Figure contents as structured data

▼▼▼

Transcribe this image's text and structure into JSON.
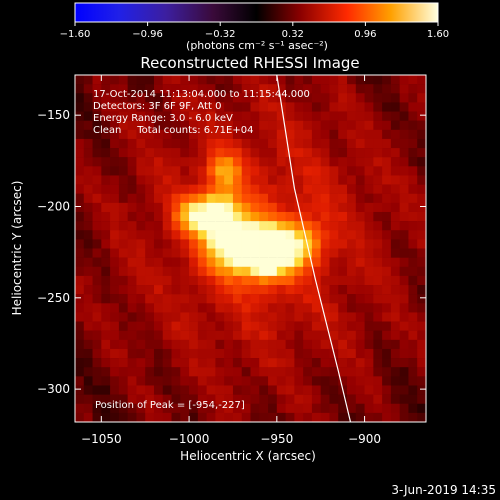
{
  "chart_data": {
    "type": "heatmap",
    "title": "Reconstructed RHESSI Image",
    "xlabel": "Heliocentric X (arcsec)",
    "ylabel": "Heliocentric Y (arcsec)",
    "xlim": [
      -1065,
      -865
    ],
    "ylim": [
      -318,
      -128
    ],
    "x_ticks": [
      -1050,
      -1000,
      -950,
      -900
    ],
    "x_tick_labels": [
      "−1050",
      "−1000",
      "−950",
      "−900"
    ],
    "y_ticks": [
      -150,
      -200,
      -250,
      -300
    ],
    "y_tick_labels": [
      "−150",
      "−200",
      "−250",
      "−300"
    ],
    "colorbar": {
      "range": [
        -1.6,
        1.6
      ],
      "ticks": [
        -1.6,
        -0.96,
        -0.32,
        0.32,
        0.96,
        1.6
      ],
      "tick_labels": [
        "−1.60",
        "−0.96",
        "−0.32",
        "0.32",
        "0.96",
        "1.60"
      ],
      "unit_label": "(photons cm⁻² s⁻¹ asec⁻²)"
    },
    "annotations": [
      "17-Oct-2014 11:13:04.000 to 11:15:44.000",
      "Detectors: 3F 6F 9F, Att 0",
      "Energy Range: 3.0 - 6.0 keV",
      "Clean     Total counts: 6.71E+04"
    ],
    "peak_label": "Position of Peak = [-954,-227]",
    "peak_position": [
      -954,
      -227
    ],
    "sources": [
      {
        "x": -985,
        "y": -203,
        "sigma": 9,
        "amp": 1.0
      },
      {
        "x": -975,
        "y": -220,
        "sigma": 11,
        "amp": 1.1
      },
      {
        "x": -955,
        "y": -226,
        "sigma": 10,
        "amp": 1.35
      },
      {
        "x": -935,
        "y": -220,
        "sigma": 9,
        "amp": 0.7
      },
      {
        "x": -980,
        "y": -180,
        "sigma": 7,
        "amp": 0.6
      },
      {
        "x": -1000,
        "y": -205,
        "sigma": 7,
        "amp": 0.55
      }
    ],
    "limb_curve": [
      [
        -950,
        -128
      ],
      [
        -940,
        -190
      ],
      [
        -928,
        -240
      ],
      [
        -915,
        -290
      ],
      [
        -908,
        -318
      ]
    ]
  },
  "footer_date": "3-Jun-2019 14:35"
}
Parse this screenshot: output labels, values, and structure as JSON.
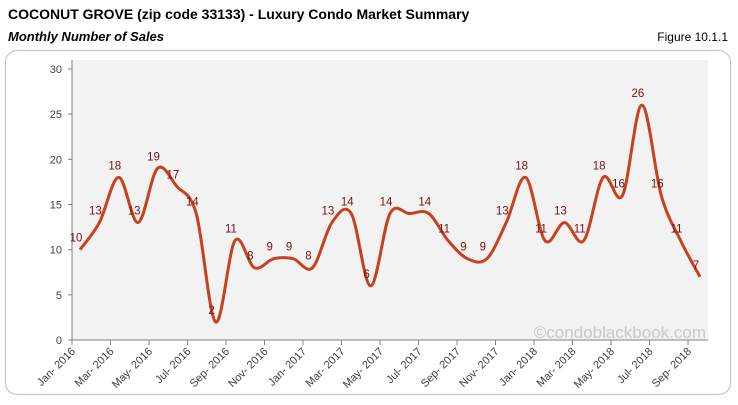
{
  "header": {
    "title": "COCONUT GROVE (zip code 33133) - Luxury Condo Market Summary",
    "subtitle": "Monthly Number of Sales",
    "figure": "Figure 10.1.1"
  },
  "watermark": "©condoblackbook.com",
  "chart_data": {
    "type": "line",
    "title": "Monthly Number of Sales",
    "xlabel": "",
    "ylabel": "",
    "ylim": [
      0,
      30
    ],
    "yticks": [
      0,
      5,
      10,
      15,
      20,
      25,
      30
    ],
    "grid": false,
    "smooth": true,
    "color": "#c8401e",
    "x_tick_labels": [
      "Jan- 2016",
      "Mar- 2016",
      "May- 2016",
      "Jul- 2016",
      "Sep- 2016",
      "Nov- 2016",
      "Jan- 2017",
      "Mar- 2017",
      "May- 2017",
      "Jul- 2017",
      "Sep- 2017",
      "Nov- 2017",
      "Jan- 2018",
      "Mar- 2018",
      "May- 2018",
      "Jul- 2018",
      "Sep- 2018"
    ],
    "x": [
      "Jan 2016",
      "Feb 2016",
      "Mar 2016",
      "Apr 2016",
      "May 2016",
      "Jun 2016",
      "Jul 2016",
      "Aug 2016",
      "Sep 2016",
      "Oct 2016",
      "Nov 2016",
      "Dec 2016",
      "Jan 2017",
      "Feb 2017",
      "Mar 2017",
      "Apr 2017",
      "May 2017",
      "Jun 2017",
      "Jul 2017",
      "Aug 2017",
      "Sep 2017",
      "Oct 2017",
      "Nov 2017",
      "Dec 2017",
      "Jan 2018",
      "Feb 2018",
      "Mar 2018",
      "Apr 2018",
      "May 2018",
      "Jun 2018",
      "Jul 2018",
      "Aug 2018",
      "Sep 2018"
    ],
    "values": [
      10,
      13,
      18,
      13,
      19,
      17,
      14,
      2,
      11,
      8,
      9,
      9,
      8,
      13,
      14,
      6,
      14,
      14,
      14,
      11,
      9,
      9,
      13,
      18,
      11,
      13,
      11,
      18,
      16,
      26,
      16,
      11,
      7
    ],
    "label_hidden": [
      17
    ]
  }
}
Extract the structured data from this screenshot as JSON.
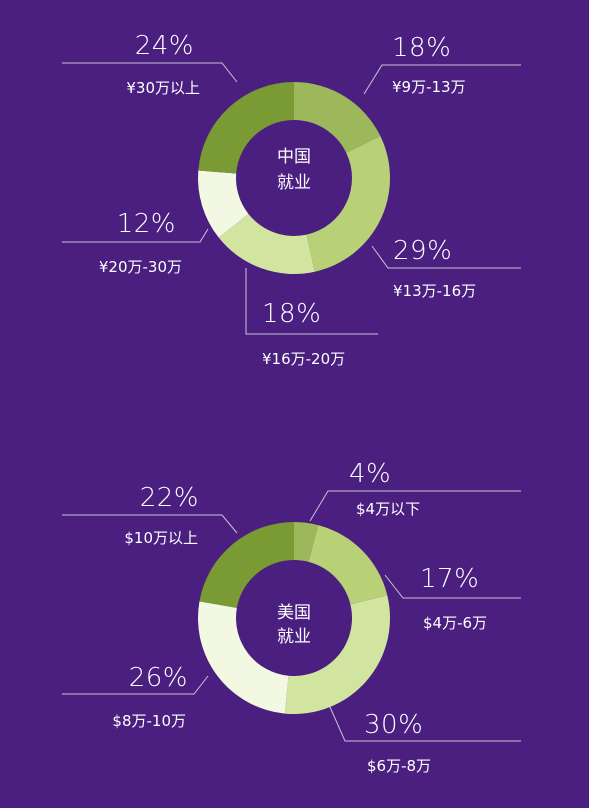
{
  "chart_data": [
    {
      "type": "pie",
      "center_label": [
        "中国",
        "就业"
      ],
      "slices": [
        {
          "percent": 18,
          "percent_label": "18%",
          "range": "¥9万-13万",
          "color": "#9cb85a"
        },
        {
          "percent": 29,
          "percent_label": "29%",
          "range": "¥13万-16万",
          "color": "#b8d177"
        },
        {
          "percent": 18,
          "percent_label": "18%",
          "range": "¥16万-20万",
          "color": "#d2e5a0"
        },
        {
          "percent": 12,
          "percent_label": "12%",
          "range": "¥20万-30万",
          "color": "#f3f8e3"
        },
        {
          "percent": 24,
          "percent_label": "24%",
          "range": "¥30万以上",
          "color": "#7a9a34"
        }
      ]
    },
    {
      "type": "pie",
      "center_label": [
        "美国",
        "就业"
      ],
      "slices": [
        {
          "percent": 4,
          "percent_label": "4%",
          "range": "$4万以下",
          "color": "#9cb85a"
        },
        {
          "percent": 17,
          "percent_label": "17%",
          "range": "$4万-6万",
          "color": "#b8d177"
        },
        {
          "percent": 30,
          "percent_label": "30%",
          "range": "$6万-8万",
          "color": "#d2e5a0"
        },
        {
          "percent": 26,
          "percent_label": "26%",
          "range": "$8万-10万",
          "color": "#f3f8e3"
        },
        {
          "percent": 22,
          "percent_label": "22%",
          "range": "$10万以上",
          "color": "#7a9a34"
        }
      ]
    }
  ]
}
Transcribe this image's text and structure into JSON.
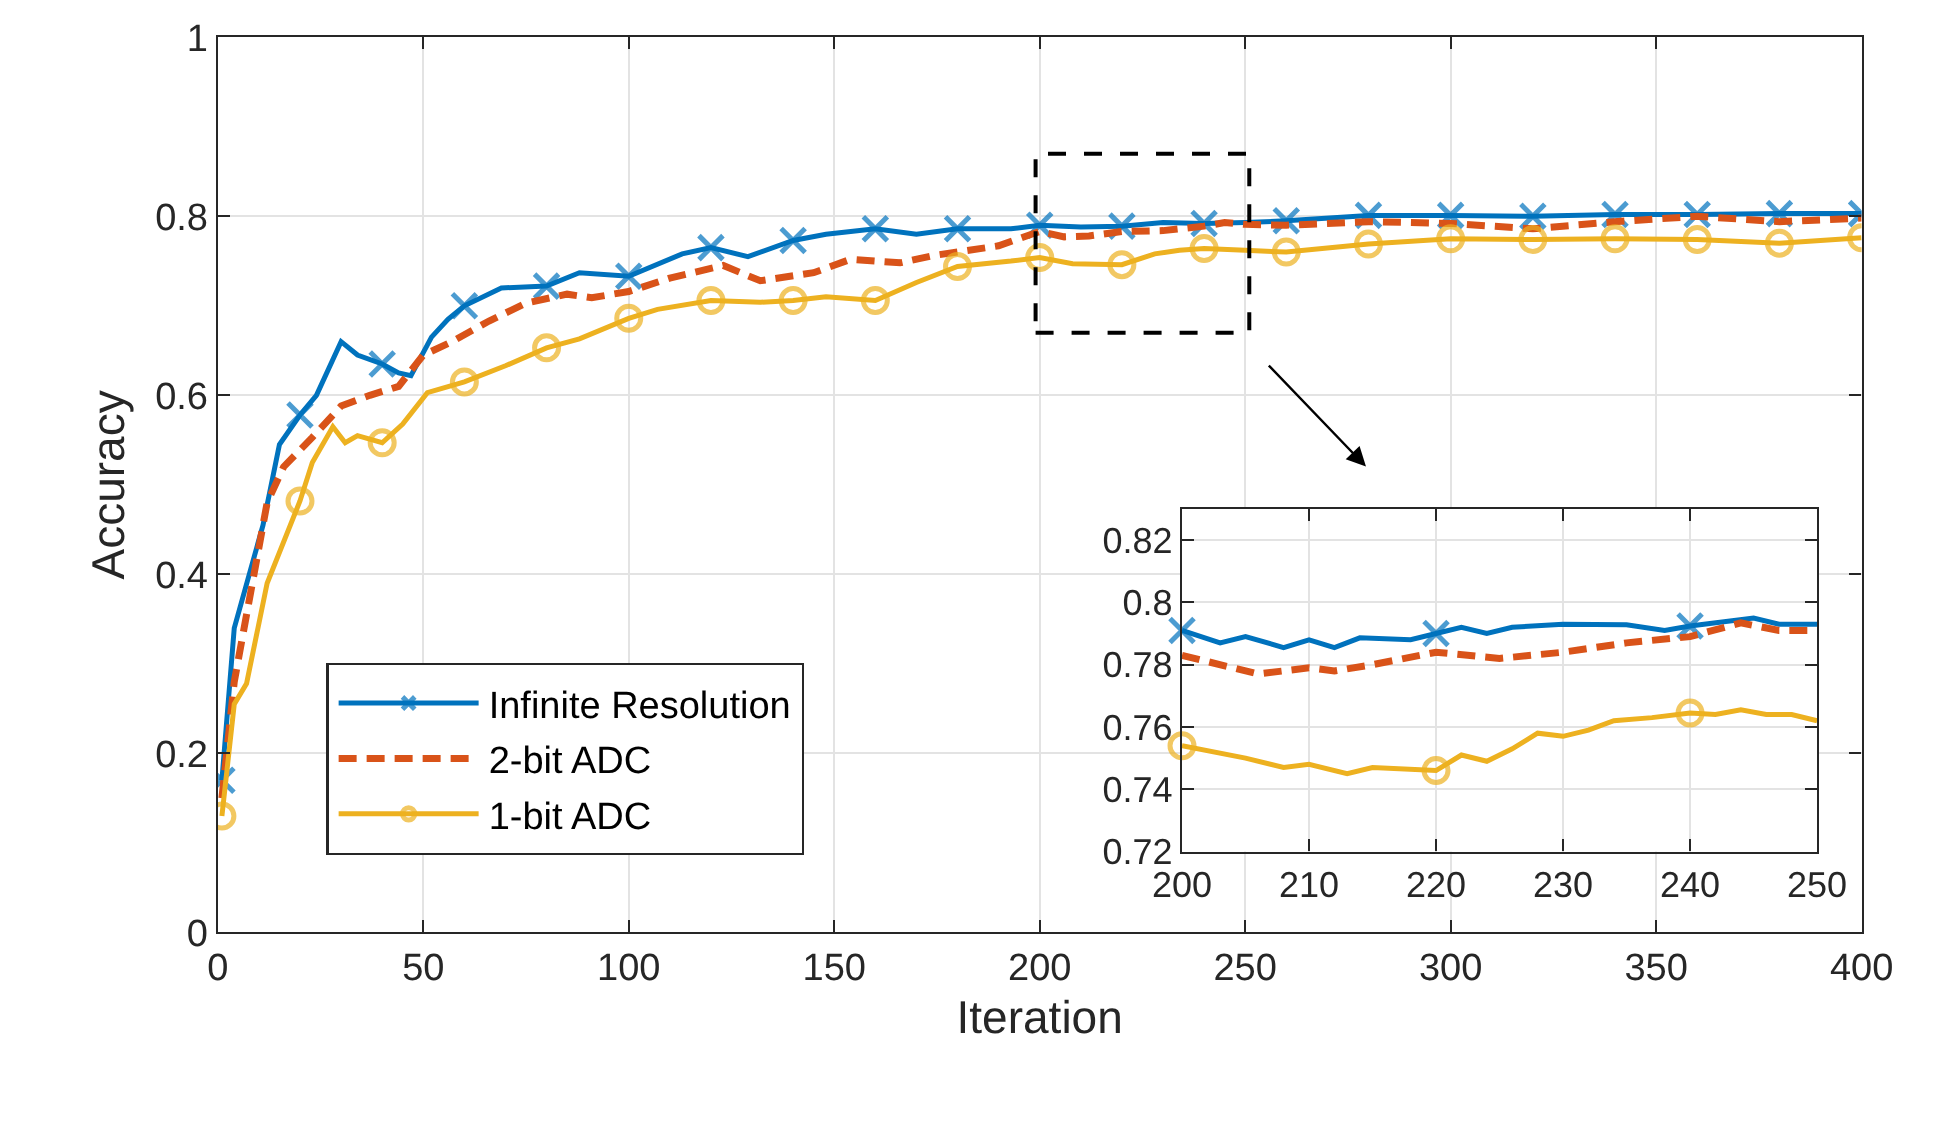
{
  "chart_data": [
    {
      "type": "line",
      "xlabel": "Iteration",
      "ylabel": "Accuracy",
      "xlim": [
        0,
        400
      ],
      "xticks": [
        0,
        50,
        100,
        150,
        200,
        250,
        300,
        350,
        400
      ],
      "ylim": [
        0,
        1
      ],
      "yticks": [
        0,
        0.2,
        0.4,
        0.6,
        0.8,
        1
      ],
      "grid": true,
      "legend": "bottom left",
      "series": [
        {
          "name": "Infinite Resolution",
          "color": "#0072bd",
          "marker": "cross",
          "line_style": "solid",
          "x": [
            1,
            4,
            11,
            15,
            20,
            24,
            30,
            34,
            40,
            44,
            47,
            52,
            56,
            60,
            69,
            80,
            88,
            100,
            113,
            120,
            129,
            140,
            148,
            160,
            170,
            180,
            193,
            200,
            210,
            220,
            230,
            240,
            250,
            260,
            280,
            300,
            320,
            340,
            360,
            380,
            400
          ],
          "values": [
            0.17,
            0.34,
            0.455,
            0.545,
            0.578,
            0.6,
            0.66,
            0.645,
            0.635,
            0.625,
            0.622,
            0.665,
            0.685,
            0.7,
            0.72,
            0.722,
            0.737,
            0.733,
            0.758,
            0.765,
            0.755,
            0.773,
            0.78,
            0.786,
            0.78,
            0.786,
            0.786,
            0.79,
            0.788,
            0.789,
            0.793,
            0.792,
            0.793,
            0.795,
            0.801,
            0.801,
            0.8,
            0.802,
            0.802,
            0.803,
            0.803
          ]
        },
        {
          "name": "2-bit ADC",
          "color": "#d95319",
          "marker": "none",
          "line_style": "dashed",
          "x": [
            1,
            4,
            8,
            12,
            16,
            23,
            30,
            37,
            44,
            50,
            57,
            66,
            75,
            85,
            91,
            100,
            110,
            123,
            132,
            145,
            154,
            166,
            174,
            190,
            198,
            200,
            206,
            212,
            220,
            230,
            240,
            245,
            250,
            260,
            280,
            300,
            320,
            340,
            360,
            380,
            400
          ],
          "values": [
            0.15,
            0.28,
            0.38,
            0.48,
            0.52,
            0.553,
            0.588,
            0.6,
            0.61,
            0.645,
            0.66,
            0.683,
            0.703,
            0.713,
            0.709,
            0.716,
            0.731,
            0.745,
            0.728,
            0.737,
            0.752,
            0.748,
            0.756,
            0.767,
            0.78,
            0.783,
            0.777,
            0.778,
            0.783,
            0.784,
            0.789,
            0.793,
            0.791,
            0.79,
            0.794,
            0.792,
            0.786,
            0.794,
            0.8,
            0.794,
            0.798
          ]
        },
        {
          "name": "1-bit ADC",
          "color": "#edb120",
          "marker": "circle",
          "line_style": "solid",
          "x": [
            1,
            4,
            7,
            12,
            20,
            23,
            28,
            31,
            34,
            40,
            45,
            51,
            60,
            70,
            80,
            88,
            100,
            107,
            120,
            132,
            140,
            148,
            160,
            170,
            180,
            193,
            200,
            208,
            220,
            228,
            234,
            240,
            250,
            260,
            280,
            300,
            320,
            340,
            360,
            380,
            400
          ],
          "values": [
            0.13,
            0.255,
            0.278,
            0.39,
            0.482,
            0.525,
            0.565,
            0.547,
            0.555,
            0.547,
            0.568,
            0.603,
            0.615,
            0.633,
            0.653,
            0.663,
            0.686,
            0.696,
            0.706,
            0.704,
            0.706,
            0.71,
            0.706,
            0.726,
            0.744,
            0.75,
            0.754,
            0.747,
            0.746,
            0.758,
            0.762,
            0.764,
            0.762,
            0.76,
            0.769,
            0.775,
            0.774,
            0.775,
            0.774,
            0.77,
            0.776
          ]
        }
      ]
    },
    {
      "type": "line",
      "xlim": [
        200,
        250
      ],
      "xticks": [
        200,
        210,
        220,
        230,
        240,
        250
      ],
      "ylim": [
        0.72,
        0.83
      ],
      "yticks": [
        0.72,
        0.74,
        0.76,
        0.78,
        0.8,
        0.82
      ],
      "grid": true,
      "series": [
        {
          "color": "#0072bd",
          "line_style": "solid",
          "x": [
            200,
            203,
            205,
            208,
            210,
            212,
            214,
            218,
            220,
            222,
            224,
            226,
            230,
            235,
            238,
            240,
            245,
            247,
            250
          ],
          "values": [
            0.791,
            0.787,
            0.789,
            0.7855,
            0.788,
            0.7855,
            0.7886,
            0.788,
            0.79,
            0.792,
            0.79,
            0.792,
            0.793,
            0.7928,
            0.791,
            0.7924,
            0.795,
            0.793,
            0.793
          ]
        },
        {
          "color": "#d95319",
          "line_style": "dashed",
          "x": [
            200,
            206,
            210,
            212,
            215,
            220,
            225,
            230,
            235,
            240,
            244,
            247,
            250
          ],
          "values": [
            0.783,
            0.777,
            0.779,
            0.778,
            0.78,
            0.784,
            0.782,
            0.784,
            0.787,
            0.789,
            0.7934,
            0.791,
            0.791
          ]
        },
        {
          "color": "#edb120",
          "line_style": "solid",
          "x": [
            200,
            205,
            208,
            210,
            213,
            215,
            220,
            222,
            224,
            226,
            228,
            230,
            232,
            234,
            237,
            240,
            242,
            244,
            246,
            248,
            250
          ],
          "values": [
            0.754,
            0.75,
            0.747,
            0.748,
            0.745,
            0.747,
            0.746,
            0.751,
            0.749,
            0.753,
            0.758,
            0.757,
            0.759,
            0.762,
            0.763,
            0.7645,
            0.764,
            0.7655,
            0.764,
            0.764,
            0.762
          ]
        }
      ]
    }
  ]
}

▲▲▲

[WHAT YOU SHOULD DO] Only lines with the word "Number" should be collected from the material.

[COMPLETE OUTPUT]
    "subtitle": "Monthly Number of Sales",
    "title": "Monthly Number of Sales",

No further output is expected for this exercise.